Do this: Say how many lines of the listing below contain "alanlarının", giving the number and nothing else.

* begin Supplied information *

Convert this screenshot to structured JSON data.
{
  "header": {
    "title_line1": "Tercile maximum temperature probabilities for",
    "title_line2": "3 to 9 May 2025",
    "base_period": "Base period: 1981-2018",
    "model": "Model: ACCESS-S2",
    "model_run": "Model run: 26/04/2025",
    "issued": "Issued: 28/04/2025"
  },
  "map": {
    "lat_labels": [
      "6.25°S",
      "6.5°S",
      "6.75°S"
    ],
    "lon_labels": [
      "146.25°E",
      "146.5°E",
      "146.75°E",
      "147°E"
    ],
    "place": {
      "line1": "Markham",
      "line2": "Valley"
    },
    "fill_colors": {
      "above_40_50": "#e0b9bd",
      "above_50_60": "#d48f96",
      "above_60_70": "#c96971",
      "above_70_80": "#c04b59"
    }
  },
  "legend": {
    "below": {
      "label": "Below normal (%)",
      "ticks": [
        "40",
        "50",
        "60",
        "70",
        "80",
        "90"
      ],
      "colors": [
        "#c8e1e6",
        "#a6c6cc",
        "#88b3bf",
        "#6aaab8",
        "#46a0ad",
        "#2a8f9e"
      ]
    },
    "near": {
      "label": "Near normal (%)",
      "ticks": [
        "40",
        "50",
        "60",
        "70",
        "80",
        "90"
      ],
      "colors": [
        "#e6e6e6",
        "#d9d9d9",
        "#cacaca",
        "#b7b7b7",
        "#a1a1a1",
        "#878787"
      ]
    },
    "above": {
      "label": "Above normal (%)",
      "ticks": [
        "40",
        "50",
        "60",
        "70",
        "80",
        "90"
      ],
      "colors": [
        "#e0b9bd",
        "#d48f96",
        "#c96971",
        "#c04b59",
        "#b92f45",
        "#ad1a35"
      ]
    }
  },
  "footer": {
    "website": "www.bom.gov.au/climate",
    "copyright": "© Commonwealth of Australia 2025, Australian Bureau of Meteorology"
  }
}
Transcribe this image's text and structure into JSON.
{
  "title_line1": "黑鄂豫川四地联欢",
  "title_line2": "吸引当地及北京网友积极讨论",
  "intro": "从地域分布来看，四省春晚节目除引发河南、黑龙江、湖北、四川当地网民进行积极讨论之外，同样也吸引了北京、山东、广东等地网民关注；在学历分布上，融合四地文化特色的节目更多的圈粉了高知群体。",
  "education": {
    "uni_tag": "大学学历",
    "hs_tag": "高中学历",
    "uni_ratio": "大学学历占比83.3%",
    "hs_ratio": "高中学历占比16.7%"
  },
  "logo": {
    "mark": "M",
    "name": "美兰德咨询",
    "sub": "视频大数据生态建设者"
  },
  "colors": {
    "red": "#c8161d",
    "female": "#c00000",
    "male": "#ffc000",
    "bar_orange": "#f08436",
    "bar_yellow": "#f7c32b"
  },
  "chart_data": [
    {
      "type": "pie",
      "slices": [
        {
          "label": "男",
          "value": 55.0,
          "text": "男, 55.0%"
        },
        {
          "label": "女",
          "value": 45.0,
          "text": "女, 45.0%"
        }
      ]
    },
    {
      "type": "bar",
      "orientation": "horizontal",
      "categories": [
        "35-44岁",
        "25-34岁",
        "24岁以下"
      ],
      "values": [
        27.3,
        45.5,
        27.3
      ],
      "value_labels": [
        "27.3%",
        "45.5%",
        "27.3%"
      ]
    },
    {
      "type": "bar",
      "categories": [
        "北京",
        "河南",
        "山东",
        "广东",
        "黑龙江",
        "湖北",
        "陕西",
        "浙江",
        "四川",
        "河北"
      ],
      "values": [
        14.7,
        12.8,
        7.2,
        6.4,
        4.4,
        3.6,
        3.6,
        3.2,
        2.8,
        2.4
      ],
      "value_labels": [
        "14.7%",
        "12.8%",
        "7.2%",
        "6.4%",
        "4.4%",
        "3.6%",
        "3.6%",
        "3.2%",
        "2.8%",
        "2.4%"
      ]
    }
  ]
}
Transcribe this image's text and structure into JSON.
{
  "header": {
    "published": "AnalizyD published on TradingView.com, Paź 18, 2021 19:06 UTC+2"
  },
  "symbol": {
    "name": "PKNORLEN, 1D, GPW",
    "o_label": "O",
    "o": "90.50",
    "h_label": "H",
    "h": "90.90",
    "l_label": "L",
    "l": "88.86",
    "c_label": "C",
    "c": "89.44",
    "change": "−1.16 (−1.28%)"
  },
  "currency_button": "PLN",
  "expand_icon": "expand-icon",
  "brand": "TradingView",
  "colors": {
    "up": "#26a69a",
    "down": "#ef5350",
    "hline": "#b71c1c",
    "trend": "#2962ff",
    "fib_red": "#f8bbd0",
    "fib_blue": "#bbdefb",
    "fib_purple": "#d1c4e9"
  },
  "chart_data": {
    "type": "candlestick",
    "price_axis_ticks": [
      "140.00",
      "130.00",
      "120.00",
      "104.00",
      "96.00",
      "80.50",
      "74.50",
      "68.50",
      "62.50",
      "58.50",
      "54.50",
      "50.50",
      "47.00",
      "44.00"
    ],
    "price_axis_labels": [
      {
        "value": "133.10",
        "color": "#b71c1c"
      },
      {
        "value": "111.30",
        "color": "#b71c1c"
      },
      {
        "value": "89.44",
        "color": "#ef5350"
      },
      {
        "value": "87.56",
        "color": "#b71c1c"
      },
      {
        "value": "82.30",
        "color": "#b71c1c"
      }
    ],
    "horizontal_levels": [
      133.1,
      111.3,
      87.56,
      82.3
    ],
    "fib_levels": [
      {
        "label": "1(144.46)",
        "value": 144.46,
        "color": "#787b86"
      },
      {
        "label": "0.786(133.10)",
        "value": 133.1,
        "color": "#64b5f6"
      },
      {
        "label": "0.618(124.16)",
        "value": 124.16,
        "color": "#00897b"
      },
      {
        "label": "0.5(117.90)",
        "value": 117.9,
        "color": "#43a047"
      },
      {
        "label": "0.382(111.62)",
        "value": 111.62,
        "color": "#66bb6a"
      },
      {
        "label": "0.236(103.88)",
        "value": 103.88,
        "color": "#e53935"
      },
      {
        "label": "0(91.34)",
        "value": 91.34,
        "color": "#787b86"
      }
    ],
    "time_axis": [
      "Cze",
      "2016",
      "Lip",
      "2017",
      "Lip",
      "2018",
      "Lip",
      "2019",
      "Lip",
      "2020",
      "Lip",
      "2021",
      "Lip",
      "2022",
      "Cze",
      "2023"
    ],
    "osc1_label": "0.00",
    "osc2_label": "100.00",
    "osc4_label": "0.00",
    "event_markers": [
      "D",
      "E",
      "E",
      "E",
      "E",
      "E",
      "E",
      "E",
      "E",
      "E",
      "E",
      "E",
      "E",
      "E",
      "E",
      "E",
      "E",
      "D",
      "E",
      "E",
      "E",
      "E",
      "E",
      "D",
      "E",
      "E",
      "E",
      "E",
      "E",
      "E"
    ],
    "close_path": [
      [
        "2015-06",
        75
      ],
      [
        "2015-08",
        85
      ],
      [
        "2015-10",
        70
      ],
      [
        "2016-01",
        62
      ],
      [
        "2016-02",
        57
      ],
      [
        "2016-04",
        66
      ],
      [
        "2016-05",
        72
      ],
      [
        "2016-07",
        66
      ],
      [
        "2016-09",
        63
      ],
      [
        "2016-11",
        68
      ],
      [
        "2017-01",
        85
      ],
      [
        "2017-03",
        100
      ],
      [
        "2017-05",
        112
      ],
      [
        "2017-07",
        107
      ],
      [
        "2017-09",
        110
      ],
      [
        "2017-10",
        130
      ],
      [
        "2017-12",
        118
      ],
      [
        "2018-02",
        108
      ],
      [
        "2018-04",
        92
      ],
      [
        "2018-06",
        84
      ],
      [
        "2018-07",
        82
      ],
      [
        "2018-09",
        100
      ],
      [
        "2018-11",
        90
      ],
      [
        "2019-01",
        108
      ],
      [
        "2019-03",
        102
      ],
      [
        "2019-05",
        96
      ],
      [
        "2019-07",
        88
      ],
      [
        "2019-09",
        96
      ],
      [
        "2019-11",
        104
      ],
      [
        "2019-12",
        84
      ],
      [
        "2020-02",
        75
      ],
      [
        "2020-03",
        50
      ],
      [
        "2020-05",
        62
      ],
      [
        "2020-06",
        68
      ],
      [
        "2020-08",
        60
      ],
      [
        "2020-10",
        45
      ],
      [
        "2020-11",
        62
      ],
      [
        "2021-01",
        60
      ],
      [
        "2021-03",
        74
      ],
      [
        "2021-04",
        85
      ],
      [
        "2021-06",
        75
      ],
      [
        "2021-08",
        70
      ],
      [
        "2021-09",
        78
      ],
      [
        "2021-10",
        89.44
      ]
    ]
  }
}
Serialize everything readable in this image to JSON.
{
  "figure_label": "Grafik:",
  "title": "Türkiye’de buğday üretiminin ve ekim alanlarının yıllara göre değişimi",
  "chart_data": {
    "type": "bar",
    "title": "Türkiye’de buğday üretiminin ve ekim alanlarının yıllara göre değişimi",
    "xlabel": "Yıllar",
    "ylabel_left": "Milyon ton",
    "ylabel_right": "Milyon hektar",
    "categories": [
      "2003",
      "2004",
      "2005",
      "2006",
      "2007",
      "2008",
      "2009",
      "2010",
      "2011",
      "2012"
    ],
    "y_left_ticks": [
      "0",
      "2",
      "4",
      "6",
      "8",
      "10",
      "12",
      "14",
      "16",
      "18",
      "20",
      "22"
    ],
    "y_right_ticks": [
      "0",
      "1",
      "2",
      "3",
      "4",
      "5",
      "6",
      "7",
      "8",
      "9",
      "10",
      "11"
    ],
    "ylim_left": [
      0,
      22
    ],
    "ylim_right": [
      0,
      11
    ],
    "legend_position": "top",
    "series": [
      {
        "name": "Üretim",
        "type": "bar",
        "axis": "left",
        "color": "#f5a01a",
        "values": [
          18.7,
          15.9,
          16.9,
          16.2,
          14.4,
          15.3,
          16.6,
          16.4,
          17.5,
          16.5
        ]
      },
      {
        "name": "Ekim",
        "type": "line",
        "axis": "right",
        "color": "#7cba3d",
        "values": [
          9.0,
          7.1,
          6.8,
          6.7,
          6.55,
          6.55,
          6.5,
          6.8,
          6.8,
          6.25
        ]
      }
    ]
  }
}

* end Supplied information *

Answer to this exercise: 2